▶ GIVEN REQUEST
Copy out every line of the records where the string "Faktor" occurs.

▶ RECORDS FOR THIS TASK
****

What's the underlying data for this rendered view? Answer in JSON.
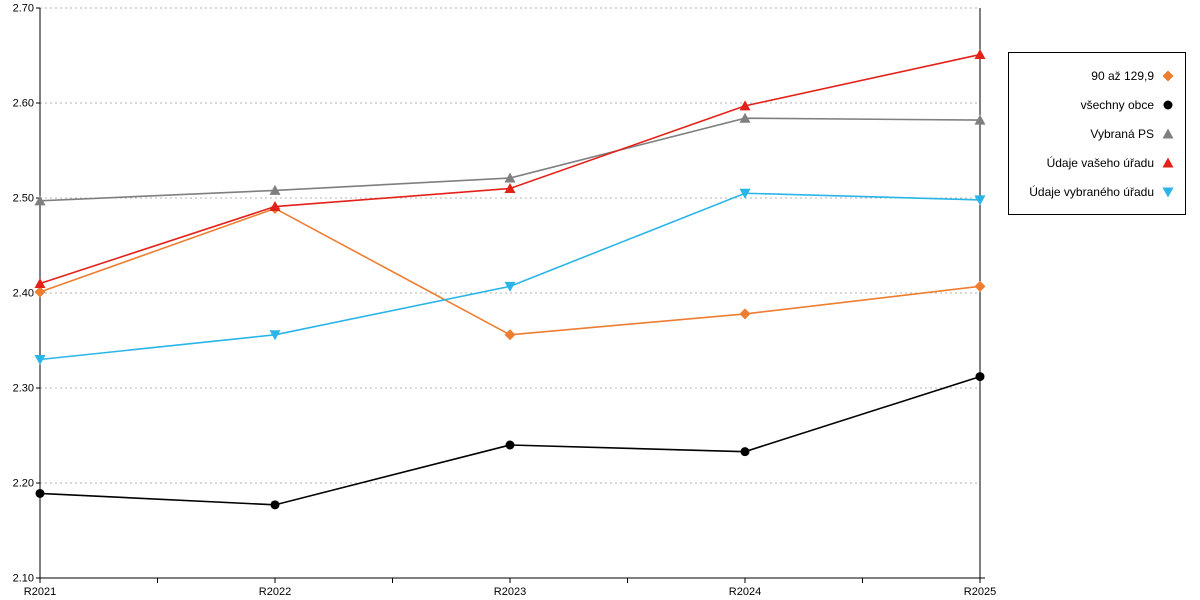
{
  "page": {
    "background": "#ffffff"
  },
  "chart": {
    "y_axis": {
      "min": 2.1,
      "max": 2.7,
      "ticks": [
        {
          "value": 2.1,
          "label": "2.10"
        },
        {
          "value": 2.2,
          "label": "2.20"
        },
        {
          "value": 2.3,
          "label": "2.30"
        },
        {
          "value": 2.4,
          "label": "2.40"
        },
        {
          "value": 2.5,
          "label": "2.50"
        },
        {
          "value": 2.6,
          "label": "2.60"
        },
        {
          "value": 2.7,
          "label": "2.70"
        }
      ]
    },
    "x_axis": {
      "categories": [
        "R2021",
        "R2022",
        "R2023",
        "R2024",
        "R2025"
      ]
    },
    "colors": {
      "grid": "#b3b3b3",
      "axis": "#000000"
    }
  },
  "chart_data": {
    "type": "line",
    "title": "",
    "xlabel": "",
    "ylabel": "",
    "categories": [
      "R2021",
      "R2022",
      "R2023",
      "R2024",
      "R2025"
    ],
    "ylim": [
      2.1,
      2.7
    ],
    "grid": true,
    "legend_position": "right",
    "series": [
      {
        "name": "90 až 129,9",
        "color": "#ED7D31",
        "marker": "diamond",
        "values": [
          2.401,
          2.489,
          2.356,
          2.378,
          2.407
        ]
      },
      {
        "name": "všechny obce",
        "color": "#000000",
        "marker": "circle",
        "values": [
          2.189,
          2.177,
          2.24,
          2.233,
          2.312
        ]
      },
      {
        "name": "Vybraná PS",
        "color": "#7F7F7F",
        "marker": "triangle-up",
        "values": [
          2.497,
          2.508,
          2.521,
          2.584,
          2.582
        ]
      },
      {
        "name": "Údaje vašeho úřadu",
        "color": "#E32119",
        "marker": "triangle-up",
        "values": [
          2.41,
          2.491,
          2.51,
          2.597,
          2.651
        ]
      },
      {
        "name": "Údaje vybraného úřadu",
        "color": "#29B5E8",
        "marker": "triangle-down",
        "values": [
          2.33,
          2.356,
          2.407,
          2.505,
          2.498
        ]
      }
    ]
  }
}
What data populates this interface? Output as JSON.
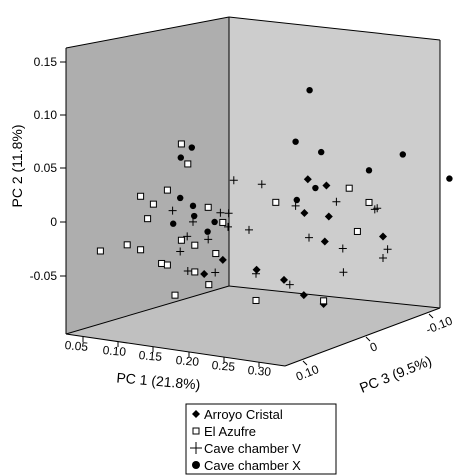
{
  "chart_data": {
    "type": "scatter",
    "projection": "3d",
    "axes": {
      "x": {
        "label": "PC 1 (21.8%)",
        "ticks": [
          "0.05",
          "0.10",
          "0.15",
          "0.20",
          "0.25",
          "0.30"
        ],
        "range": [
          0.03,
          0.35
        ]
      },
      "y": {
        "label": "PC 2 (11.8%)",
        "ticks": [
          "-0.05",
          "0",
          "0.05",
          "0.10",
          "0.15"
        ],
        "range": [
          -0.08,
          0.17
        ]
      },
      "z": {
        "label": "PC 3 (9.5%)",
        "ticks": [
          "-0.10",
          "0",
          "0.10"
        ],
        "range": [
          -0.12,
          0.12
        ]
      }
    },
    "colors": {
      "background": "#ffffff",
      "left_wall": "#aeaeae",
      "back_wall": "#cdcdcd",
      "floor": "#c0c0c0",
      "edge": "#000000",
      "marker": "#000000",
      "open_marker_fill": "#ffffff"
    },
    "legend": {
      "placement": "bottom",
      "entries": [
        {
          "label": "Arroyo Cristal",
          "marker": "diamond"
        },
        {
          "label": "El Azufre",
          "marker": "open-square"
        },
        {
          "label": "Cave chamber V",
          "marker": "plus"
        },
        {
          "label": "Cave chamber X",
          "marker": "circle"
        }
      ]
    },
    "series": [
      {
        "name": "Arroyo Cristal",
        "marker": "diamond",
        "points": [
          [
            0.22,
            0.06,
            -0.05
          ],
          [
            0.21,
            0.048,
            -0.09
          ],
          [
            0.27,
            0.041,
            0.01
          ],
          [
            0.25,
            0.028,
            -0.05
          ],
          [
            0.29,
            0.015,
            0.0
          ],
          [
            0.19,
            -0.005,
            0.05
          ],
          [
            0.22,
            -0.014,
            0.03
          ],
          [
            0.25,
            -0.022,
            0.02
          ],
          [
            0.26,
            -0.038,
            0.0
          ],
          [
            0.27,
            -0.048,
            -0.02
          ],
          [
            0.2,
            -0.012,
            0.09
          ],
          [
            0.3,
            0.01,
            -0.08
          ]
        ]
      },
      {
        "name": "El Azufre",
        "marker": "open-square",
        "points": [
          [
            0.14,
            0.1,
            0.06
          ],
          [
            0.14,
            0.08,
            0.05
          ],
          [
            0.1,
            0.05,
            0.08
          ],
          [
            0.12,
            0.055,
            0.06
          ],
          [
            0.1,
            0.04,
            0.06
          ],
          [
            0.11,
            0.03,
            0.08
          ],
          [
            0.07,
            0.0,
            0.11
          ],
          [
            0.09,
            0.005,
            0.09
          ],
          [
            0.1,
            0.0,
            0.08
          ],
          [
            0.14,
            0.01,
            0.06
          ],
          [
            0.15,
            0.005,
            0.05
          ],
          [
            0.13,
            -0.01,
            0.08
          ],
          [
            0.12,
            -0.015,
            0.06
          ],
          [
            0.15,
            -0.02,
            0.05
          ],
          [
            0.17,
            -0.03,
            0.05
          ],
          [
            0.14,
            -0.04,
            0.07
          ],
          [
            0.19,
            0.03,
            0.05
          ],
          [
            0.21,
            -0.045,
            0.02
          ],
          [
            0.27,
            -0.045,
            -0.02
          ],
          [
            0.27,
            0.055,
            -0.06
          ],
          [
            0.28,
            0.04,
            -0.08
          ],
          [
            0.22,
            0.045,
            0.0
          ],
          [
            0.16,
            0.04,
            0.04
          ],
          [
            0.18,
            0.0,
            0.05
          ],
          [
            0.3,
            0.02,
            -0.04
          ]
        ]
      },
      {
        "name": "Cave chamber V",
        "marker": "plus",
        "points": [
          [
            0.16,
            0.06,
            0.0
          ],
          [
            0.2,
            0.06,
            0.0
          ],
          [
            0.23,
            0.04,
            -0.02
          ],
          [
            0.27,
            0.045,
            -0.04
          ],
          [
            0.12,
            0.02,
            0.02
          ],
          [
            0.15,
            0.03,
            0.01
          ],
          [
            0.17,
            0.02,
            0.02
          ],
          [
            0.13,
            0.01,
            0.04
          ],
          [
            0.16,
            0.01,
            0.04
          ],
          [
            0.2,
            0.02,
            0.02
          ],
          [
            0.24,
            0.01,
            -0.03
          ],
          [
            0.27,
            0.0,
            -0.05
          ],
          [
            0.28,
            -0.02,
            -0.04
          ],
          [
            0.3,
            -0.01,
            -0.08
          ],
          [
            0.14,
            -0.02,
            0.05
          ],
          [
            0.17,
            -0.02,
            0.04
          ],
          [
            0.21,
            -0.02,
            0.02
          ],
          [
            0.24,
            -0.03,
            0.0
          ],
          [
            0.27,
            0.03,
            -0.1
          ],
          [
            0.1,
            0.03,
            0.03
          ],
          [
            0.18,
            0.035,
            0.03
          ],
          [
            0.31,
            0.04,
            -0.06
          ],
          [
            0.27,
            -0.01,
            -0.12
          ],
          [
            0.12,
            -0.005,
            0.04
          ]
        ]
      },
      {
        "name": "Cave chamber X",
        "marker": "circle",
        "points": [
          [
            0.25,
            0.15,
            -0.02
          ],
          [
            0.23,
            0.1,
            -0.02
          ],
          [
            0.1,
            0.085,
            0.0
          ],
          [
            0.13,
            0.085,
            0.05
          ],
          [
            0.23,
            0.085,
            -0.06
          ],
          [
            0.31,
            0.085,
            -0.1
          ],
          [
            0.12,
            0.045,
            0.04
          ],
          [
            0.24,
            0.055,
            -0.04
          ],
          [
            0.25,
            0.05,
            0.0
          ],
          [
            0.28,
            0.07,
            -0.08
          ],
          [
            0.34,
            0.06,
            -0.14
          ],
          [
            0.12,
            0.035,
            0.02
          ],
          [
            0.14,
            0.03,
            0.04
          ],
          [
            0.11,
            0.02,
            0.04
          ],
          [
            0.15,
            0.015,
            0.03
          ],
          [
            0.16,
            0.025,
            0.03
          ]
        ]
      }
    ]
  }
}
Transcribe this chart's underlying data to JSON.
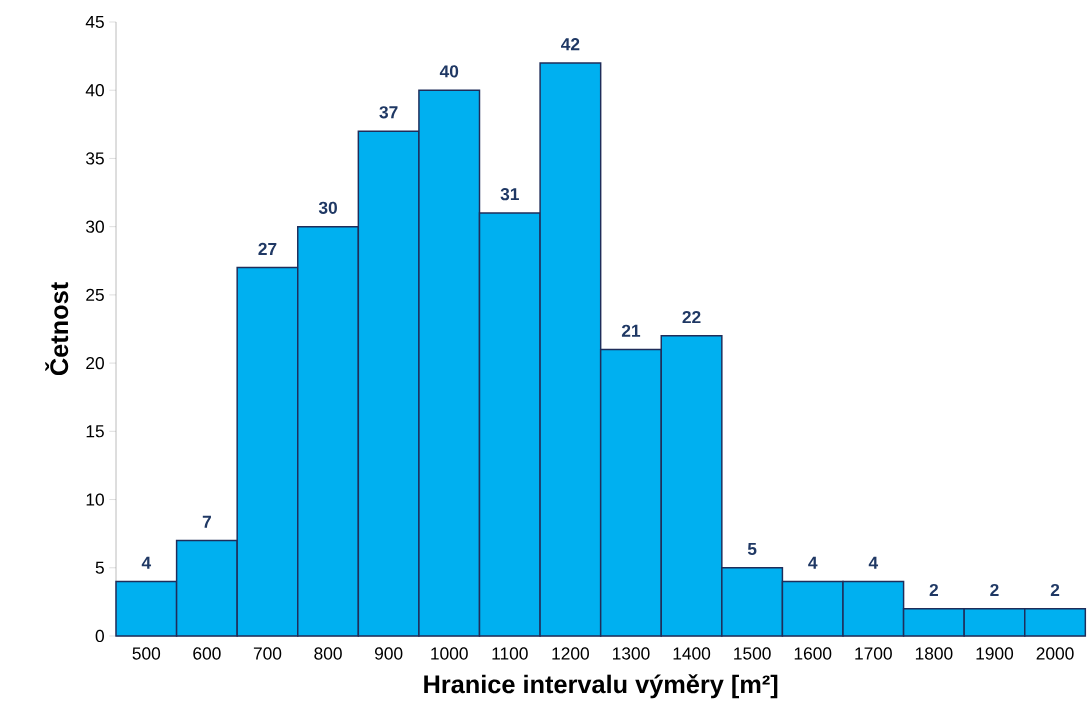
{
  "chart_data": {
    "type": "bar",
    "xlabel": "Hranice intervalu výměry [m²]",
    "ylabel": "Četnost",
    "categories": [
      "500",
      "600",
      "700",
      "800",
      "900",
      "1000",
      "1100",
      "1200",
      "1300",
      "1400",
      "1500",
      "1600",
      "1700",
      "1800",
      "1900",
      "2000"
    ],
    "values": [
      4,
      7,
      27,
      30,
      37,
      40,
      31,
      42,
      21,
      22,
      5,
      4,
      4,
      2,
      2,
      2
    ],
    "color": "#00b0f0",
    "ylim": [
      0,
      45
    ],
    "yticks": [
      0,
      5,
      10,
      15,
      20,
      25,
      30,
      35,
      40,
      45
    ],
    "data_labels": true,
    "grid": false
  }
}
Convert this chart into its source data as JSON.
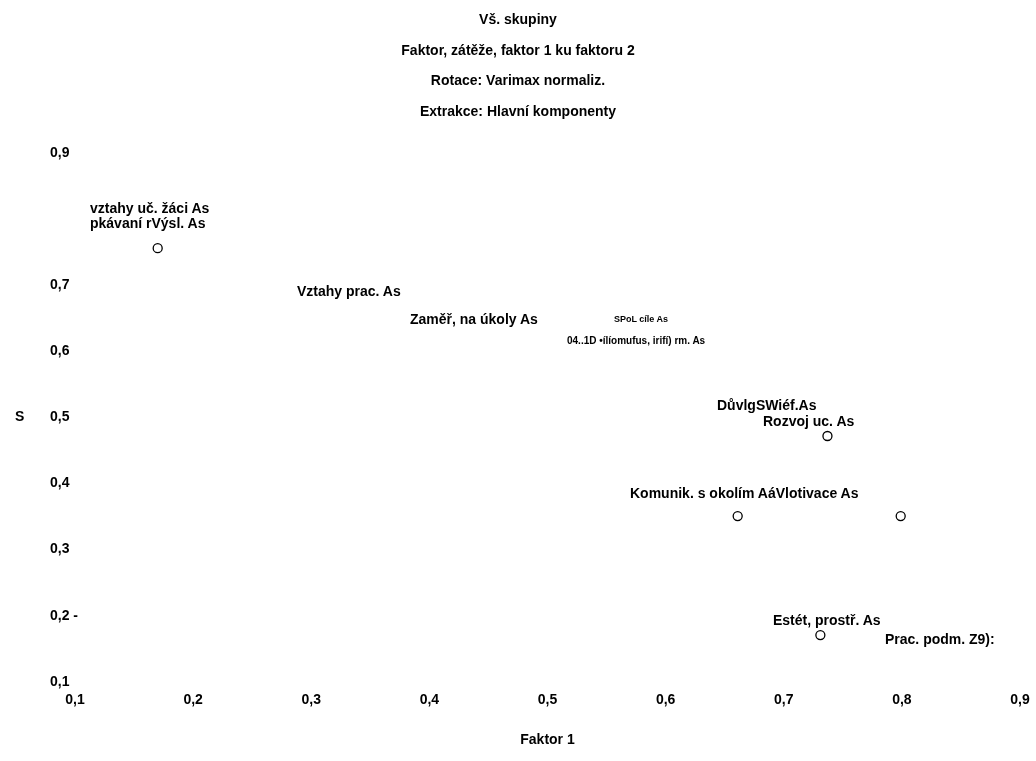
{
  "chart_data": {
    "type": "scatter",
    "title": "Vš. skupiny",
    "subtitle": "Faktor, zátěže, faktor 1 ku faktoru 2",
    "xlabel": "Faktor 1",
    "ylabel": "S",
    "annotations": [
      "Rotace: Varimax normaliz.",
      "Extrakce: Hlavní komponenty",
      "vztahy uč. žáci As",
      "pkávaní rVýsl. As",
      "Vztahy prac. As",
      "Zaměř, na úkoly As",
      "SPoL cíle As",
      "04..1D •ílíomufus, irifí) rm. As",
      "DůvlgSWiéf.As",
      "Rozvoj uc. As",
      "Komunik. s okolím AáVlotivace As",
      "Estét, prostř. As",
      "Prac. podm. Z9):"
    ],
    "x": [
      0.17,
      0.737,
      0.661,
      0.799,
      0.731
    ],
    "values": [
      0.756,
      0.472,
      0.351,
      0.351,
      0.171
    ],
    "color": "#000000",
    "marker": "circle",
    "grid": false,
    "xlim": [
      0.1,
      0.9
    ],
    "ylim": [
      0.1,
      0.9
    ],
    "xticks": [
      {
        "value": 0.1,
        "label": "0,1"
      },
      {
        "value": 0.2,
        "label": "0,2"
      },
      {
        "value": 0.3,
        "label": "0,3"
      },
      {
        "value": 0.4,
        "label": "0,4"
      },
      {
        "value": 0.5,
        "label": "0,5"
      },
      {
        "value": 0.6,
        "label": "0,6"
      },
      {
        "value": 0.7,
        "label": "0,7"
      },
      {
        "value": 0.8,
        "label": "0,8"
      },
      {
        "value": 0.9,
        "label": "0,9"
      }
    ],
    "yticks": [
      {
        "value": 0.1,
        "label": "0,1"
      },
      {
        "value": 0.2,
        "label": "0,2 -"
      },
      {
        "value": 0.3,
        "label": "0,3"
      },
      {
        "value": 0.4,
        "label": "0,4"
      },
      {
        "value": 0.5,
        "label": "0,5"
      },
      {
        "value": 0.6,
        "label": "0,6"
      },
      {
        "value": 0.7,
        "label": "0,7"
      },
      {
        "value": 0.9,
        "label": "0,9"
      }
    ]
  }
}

****

▶ RESPONSE FOR THIS EXERCISE
    "subtitle": "Faktor, zátěže, faktor 1 ku faktoru 2",
    "xlabel": "Faktor 1",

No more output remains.